* _PROVIDED MATERIAL_
--

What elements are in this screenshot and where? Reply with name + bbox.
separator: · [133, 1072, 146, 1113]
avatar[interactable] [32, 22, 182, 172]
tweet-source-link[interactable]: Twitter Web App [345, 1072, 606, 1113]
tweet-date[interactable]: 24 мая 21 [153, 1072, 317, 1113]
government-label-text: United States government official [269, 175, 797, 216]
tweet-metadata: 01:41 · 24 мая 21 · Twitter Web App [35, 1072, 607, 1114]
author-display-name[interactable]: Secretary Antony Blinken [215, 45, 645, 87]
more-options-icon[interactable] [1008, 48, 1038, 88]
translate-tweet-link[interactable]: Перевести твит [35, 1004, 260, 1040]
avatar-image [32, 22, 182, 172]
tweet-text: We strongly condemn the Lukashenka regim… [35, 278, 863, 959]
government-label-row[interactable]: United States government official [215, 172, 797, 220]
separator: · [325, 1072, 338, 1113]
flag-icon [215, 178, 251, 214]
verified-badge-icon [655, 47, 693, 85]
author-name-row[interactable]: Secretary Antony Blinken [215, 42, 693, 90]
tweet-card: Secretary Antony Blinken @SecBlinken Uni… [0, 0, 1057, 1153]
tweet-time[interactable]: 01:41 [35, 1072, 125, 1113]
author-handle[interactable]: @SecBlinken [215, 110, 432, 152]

--

* _INSTRUCTIONS FOR THE TASK_
Could you repeat these lines, substituting "divider" for each "separator" and leaving everything else as it is?

* _TASK RESPONSE_
What elements are in this screenshot and where? Reply with name + bbox.
divider: · [133, 1072, 146, 1113]
avatar[interactable] [32, 22, 182, 172]
tweet-source-link[interactable]: Twitter Web App [345, 1072, 606, 1113]
tweet-date[interactable]: 24 мая 21 [153, 1072, 317, 1113]
government-label-text: United States government official [269, 175, 797, 216]
tweet-metadata: 01:41 · 24 мая 21 · Twitter Web App [35, 1072, 607, 1114]
author-display-name[interactable]: Secretary Antony Blinken [215, 45, 645, 87]
more-options-icon[interactable] [1008, 48, 1038, 88]
translate-tweet-link[interactable]: Перевести твит [35, 1004, 260, 1040]
avatar-image [32, 22, 182, 172]
tweet-text: We strongly condemn the Lukashenka regim… [35, 278, 863, 959]
government-label-row[interactable]: United States government official [215, 172, 797, 220]
divider: · [325, 1072, 338, 1113]
flag-icon [215, 178, 251, 214]
verified-badge-icon [655, 47, 693, 85]
author-name-row[interactable]: Secretary Antony Blinken [215, 42, 693, 90]
tweet-card: Secretary Antony Blinken @SecBlinken Uni… [0, 0, 1057, 1153]
tweet-time[interactable]: 01:41 [35, 1072, 125, 1113]
author-handle[interactable]: @SecBlinken [215, 110, 432, 152]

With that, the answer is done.